>> start EXTRACTED ENTRIES

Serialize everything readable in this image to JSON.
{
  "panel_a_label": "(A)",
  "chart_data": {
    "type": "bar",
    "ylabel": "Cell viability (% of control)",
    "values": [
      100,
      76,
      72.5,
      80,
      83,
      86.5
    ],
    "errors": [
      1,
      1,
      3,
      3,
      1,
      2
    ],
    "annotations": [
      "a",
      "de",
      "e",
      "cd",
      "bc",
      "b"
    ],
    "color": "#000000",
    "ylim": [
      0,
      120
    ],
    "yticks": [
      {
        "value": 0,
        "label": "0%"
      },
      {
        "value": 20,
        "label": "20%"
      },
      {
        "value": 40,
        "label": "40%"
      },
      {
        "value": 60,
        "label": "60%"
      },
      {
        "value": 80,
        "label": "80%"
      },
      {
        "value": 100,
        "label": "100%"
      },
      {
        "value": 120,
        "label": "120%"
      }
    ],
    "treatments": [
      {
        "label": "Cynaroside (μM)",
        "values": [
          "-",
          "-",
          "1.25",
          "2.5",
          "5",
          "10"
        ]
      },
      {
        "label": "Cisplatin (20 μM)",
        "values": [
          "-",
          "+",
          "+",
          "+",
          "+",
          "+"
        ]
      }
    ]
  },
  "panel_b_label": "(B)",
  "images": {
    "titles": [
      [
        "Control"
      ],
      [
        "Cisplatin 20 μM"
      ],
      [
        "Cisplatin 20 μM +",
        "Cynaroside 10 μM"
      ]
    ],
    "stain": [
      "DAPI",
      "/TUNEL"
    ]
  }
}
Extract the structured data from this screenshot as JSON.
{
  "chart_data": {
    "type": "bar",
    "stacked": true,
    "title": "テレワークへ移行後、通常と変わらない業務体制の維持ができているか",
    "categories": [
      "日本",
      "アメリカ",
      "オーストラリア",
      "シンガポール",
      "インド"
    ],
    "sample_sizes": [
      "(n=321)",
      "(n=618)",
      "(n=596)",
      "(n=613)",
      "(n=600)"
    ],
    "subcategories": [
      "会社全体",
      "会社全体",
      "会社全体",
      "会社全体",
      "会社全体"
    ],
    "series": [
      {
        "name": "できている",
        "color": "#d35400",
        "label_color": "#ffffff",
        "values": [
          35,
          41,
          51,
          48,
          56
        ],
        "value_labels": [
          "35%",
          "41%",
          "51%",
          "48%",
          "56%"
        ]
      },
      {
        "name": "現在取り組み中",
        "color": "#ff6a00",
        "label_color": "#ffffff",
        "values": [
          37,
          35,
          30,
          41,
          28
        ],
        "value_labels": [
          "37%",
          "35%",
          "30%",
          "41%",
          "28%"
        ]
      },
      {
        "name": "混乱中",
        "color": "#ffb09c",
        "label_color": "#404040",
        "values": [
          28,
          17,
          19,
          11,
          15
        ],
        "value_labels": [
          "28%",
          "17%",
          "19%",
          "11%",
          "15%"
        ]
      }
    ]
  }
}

>> end EXTRACTED ENTRIES
>> start EXTRACTED ENTRIES

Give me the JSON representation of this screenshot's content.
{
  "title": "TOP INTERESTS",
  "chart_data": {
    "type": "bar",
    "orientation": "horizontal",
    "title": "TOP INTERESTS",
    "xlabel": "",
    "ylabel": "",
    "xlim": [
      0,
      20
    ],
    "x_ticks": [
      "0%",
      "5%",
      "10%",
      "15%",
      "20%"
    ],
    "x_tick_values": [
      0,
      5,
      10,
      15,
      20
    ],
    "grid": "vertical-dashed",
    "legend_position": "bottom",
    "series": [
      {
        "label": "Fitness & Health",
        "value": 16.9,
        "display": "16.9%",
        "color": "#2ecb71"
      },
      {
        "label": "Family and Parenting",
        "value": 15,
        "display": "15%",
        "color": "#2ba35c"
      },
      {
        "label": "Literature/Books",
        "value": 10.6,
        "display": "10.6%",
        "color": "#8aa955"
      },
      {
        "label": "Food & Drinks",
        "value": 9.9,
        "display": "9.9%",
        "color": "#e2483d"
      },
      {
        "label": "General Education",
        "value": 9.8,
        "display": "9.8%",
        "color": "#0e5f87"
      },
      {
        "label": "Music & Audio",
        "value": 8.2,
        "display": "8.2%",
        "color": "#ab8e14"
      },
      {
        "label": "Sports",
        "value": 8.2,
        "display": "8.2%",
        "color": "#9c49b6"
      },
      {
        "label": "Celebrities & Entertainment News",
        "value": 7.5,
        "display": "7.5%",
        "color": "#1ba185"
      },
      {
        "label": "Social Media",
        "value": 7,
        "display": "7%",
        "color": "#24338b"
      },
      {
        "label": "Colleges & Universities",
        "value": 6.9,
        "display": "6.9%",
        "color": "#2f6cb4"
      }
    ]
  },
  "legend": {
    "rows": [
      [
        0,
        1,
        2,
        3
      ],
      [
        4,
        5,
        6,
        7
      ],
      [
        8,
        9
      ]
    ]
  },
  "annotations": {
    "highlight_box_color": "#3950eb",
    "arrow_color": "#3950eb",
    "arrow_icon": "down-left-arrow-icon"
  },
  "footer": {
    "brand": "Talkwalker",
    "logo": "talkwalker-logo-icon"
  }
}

>> end EXTRACTED ENTRIES

- [EXERCISE DIRECTIONS]
Scan the material above for the word "Cynaroside". Copy each line where it occurs.

- [CORRECT ANSWER]
        "label": "Cynaroside (μM)",
        "Cynaroside 10 μM"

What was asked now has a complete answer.